* TÂCHE DEMANDÉE 1 *
D'après le texte sur la stratégie de Téhéran, pendant combien d'années les Gardiens de la révolution ont-ils observé les modes opératoires américains ?
* TÂCHE DEMANDÉE 2 *
Recopie tel quel, dans le texte sur la stratégie de Téhéran, le passage qui s'ouvre sur les mots « Là aussi, Téhéran » et s'achève sur « les frappes aériennes. ».

* EXTRAIT DU TEXTE *
▼
La stratégie hybride fluide/solide de Téhéran gagnante ?
Là aussi, Téhéran apparaît comme le grand gagnant. D’une part, les actions américaines sont « en représailles », se situant certes dans le déclaratoire, mais si elles dégradent sans doute une partie des capacités des groupes pro – iraniens – que ce soit d’ailleurs au Yémen comme en Syrie ou en Irak –, c’est sans aboutir à une liquidation en bonne et due forme de la mosaïque de ces groupes. Surtout, ces groupes sont nés et ont évolué dans un environnement hostile, tout en bénéficiant d’un encadrement des Gardiens de la révolution, qui ont passé les 33 dernières années à observer les modes opératoires américains. Autrement dit, ils sont naturellement aptes aux actions C3D2 (Cover, camouflage, concealment, deception, denial), œuvrant à limiter les dégâts causés par les frappes aériennes.
D’autre part, les actions américaines ont pour effet de renforcer le prestige des groupes affiliés à l’Iran, mais aussi d’agacer l’Irak, devenu un terrain de jeu d’influence privilégié de l’Iran. La poursuite des actions américaines amplifie ce mouvement, le gouvernement irakien oscillant entre volonté – déjà exprimée en 2020 – de faire partir les forces américaines encore présentes, reproches faits à Washington et considération du fait qu’un désengagement américain laisserait le champ totalement libre à l’Iran. Il n’en demeure pas moins que la position américaine dans la région est considérablement fragilisée. Finalement, c’est un jeu de force bien plus délicat qu’on pourrait le penser qui se joue. Pour preuve, quelques jours avant les raids américains du 2 février, le Kataib Hezbollah, groupe irakien pro – iranien accusé d’être derrière les attaques du 28 janvier, annonçait suspendre ses actions.
On peut y voir un effet de dissuasion découlant des raids américains contre les groupes houthistes – et anticipant une riposte américaine directe –, mais la réalité est dans doute plus prosaïque : il s’agit d’aller toujours un peu plus loin avant de se rétracter pour garantir sa survie. À ce jeu, Téhéran garde la main : l’Iran peut s’appuyer sur de nombreux groupes plus ou moins proches, partout dans la région, qui sont prêts à jouer sa partition tout en bénéficiant d’une stratégie des moyens aériens particulièrement originale. Comme l’Ukraine sans marine, mais qui produit des effets navals, Téhéran, avec une force aérienne vieillissante, produit des effets stratégiques importants avec des moyens aériens loin d’être sophistiqués. De quoi faire méditer sur la notion de puissance…
Notes
(1) Sur ce sujet, voir Alexandre Sheldon-Duplaix, « Modernisation médiatisée des forces navales iraniennes », Défense & Sécurité Internationale, no 165, mai-juin 2023.
▲
* ENREGISTREMENTS CONSERVÉS *
▼
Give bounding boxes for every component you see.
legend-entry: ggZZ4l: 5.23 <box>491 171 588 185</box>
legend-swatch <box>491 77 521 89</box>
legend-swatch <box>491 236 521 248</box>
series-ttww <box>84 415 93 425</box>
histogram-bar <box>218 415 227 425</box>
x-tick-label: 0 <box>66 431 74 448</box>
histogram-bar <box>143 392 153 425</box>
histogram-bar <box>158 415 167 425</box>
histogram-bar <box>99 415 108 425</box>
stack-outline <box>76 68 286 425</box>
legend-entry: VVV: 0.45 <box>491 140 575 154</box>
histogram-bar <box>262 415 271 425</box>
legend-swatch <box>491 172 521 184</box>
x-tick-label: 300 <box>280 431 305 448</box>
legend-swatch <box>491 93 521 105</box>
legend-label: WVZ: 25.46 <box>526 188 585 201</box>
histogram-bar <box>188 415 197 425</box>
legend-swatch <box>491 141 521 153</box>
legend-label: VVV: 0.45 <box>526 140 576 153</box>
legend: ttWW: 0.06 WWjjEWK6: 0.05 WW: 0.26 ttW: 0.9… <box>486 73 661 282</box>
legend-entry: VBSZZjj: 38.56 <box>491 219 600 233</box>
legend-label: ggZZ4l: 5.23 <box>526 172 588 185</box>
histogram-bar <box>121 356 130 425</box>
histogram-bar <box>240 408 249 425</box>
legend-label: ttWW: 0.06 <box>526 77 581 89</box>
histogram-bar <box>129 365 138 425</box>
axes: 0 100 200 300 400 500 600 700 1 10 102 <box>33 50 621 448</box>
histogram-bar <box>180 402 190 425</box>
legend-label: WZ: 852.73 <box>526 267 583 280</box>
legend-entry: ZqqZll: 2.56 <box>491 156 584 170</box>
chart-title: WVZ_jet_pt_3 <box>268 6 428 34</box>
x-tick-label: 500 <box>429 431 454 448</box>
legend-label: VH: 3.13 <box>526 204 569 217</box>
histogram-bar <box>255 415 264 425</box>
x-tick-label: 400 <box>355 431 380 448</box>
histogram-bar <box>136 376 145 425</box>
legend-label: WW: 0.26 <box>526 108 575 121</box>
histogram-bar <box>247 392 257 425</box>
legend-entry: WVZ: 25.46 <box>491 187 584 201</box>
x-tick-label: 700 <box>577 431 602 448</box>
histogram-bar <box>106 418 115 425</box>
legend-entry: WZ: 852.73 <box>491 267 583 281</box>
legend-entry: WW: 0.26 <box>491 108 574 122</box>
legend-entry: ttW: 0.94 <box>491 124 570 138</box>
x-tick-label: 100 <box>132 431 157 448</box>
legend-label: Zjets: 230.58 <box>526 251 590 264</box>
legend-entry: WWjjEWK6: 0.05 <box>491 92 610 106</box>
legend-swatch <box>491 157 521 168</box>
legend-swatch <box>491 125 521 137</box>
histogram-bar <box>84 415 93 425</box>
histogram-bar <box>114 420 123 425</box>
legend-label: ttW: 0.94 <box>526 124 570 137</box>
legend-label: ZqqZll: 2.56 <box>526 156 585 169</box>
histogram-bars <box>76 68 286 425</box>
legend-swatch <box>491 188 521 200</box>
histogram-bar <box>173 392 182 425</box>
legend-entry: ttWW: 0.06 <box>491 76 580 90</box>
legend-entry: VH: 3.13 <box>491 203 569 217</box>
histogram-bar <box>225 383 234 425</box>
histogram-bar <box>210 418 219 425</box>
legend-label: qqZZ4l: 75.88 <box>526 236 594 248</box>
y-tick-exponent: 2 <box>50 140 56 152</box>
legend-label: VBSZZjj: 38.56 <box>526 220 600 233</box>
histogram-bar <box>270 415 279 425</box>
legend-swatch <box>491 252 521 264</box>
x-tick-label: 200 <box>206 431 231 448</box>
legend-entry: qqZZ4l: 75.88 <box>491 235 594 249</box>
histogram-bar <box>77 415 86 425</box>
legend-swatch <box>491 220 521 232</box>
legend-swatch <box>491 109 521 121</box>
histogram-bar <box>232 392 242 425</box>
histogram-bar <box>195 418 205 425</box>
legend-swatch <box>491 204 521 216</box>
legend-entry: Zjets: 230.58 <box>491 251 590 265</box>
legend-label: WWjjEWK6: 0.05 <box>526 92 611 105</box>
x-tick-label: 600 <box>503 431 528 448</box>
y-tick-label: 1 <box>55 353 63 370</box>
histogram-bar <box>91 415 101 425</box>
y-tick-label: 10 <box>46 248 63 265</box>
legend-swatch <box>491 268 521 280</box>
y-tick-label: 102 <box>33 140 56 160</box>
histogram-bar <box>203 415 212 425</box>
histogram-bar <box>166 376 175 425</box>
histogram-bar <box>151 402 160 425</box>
▲
▼
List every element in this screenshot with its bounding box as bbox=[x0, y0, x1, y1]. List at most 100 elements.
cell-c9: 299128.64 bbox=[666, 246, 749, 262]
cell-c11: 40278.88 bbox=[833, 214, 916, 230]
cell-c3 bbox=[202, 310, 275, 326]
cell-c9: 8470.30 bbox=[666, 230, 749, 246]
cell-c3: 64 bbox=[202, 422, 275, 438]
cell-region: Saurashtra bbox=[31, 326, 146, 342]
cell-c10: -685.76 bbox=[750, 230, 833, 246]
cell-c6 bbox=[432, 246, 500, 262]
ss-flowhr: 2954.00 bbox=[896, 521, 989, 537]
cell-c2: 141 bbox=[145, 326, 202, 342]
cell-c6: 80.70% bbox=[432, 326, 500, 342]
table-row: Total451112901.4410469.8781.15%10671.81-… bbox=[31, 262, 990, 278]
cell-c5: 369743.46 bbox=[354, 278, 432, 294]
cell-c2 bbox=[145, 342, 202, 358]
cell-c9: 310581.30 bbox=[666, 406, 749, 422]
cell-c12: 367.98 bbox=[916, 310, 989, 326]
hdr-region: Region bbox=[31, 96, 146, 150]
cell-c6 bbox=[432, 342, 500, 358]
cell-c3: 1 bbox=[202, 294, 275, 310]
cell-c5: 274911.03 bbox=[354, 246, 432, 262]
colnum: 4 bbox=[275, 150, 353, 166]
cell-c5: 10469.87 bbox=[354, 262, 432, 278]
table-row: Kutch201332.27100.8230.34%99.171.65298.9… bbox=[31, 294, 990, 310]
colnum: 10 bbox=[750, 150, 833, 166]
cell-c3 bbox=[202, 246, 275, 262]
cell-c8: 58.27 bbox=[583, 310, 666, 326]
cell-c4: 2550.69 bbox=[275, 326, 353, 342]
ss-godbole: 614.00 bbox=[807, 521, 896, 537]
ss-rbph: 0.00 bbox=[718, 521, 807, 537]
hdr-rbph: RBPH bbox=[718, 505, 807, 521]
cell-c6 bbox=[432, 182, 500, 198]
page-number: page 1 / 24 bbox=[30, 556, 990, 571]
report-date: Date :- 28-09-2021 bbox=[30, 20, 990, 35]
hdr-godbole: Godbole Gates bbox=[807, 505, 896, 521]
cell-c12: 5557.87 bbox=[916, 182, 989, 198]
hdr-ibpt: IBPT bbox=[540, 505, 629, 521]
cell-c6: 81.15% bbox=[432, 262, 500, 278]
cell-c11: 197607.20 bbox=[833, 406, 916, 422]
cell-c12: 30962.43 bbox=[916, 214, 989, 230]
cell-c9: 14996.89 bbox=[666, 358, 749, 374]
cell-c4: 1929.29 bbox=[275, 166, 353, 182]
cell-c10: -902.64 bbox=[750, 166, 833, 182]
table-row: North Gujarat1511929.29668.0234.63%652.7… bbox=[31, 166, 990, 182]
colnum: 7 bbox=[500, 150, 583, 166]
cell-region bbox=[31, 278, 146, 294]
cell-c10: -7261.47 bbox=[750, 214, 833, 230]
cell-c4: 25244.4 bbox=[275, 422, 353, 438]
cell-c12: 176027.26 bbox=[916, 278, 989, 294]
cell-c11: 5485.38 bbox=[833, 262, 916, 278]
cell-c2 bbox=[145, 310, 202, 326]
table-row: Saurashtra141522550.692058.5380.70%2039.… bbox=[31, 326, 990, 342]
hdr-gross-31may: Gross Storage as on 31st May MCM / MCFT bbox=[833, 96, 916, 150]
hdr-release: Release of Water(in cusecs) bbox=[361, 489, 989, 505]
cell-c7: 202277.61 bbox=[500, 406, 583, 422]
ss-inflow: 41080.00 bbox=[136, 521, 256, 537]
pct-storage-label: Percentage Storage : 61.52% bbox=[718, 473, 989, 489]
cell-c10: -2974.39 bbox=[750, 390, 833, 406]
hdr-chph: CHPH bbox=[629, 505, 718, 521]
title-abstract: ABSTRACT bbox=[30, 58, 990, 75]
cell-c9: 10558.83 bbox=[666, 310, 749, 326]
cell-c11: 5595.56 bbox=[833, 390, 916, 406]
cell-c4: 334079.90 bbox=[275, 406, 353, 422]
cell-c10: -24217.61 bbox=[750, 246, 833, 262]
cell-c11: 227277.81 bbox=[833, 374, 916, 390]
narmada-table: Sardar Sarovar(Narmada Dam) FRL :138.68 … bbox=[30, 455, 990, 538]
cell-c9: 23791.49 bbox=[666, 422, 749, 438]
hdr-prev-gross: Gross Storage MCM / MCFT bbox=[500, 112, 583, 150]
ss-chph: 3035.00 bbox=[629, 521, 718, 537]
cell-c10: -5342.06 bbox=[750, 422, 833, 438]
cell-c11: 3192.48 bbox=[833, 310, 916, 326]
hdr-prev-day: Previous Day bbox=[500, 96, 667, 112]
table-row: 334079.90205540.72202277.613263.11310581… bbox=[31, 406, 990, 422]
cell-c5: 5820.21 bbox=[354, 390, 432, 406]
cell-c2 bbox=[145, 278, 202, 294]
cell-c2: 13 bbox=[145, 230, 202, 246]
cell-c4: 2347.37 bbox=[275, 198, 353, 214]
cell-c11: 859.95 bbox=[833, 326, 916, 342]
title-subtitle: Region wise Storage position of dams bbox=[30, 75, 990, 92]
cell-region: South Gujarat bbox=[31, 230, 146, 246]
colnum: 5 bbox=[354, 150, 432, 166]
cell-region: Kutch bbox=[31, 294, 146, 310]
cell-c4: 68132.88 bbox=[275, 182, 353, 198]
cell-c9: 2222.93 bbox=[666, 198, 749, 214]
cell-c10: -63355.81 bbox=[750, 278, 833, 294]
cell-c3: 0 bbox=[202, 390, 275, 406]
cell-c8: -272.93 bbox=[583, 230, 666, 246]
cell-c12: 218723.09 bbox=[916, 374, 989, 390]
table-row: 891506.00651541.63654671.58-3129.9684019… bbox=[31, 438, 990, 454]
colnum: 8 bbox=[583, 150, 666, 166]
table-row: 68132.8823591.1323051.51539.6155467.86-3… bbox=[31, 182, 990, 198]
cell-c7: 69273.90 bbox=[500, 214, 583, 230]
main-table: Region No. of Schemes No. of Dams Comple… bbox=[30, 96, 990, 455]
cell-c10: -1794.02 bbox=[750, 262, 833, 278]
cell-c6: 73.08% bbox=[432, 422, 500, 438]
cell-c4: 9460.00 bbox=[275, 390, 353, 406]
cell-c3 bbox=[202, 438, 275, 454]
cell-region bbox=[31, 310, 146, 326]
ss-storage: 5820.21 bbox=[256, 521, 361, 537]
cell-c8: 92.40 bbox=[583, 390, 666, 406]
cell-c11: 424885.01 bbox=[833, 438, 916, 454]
▲
* RÉPONSE 1 *
Pendant les 33 dernières années.

* RÉPONSE 2 *
Là aussi, Téhéran apparaît comme le grand gagnant. D’une part, les actions américaines sont « en représailles », se situant certes dans le déclaratoire, mais si elles dégradent sans doute une partie des capacités des groupes pro – iraniens – que ce soit d’ailleurs au Yémen comme en Syrie ou en Irak –, c’est sans aboutir à une liquidation en bonne et due forme de la mosaïque de ces groupes. Surtout, ces groupes sont nés et ont évolué dans un environnement hostile, tout en bénéficiant d’un encadrement des Gardiens de la révolution, qui ont passé les 33 dernières années à observer les modes opératoires américains. Autrement dit, ils sont naturellement aptes aux actions C3D2 (Cover, camouflage, concealment, deception, denial), œuvrant à limiter les dégâts causés par les frappes aériennes.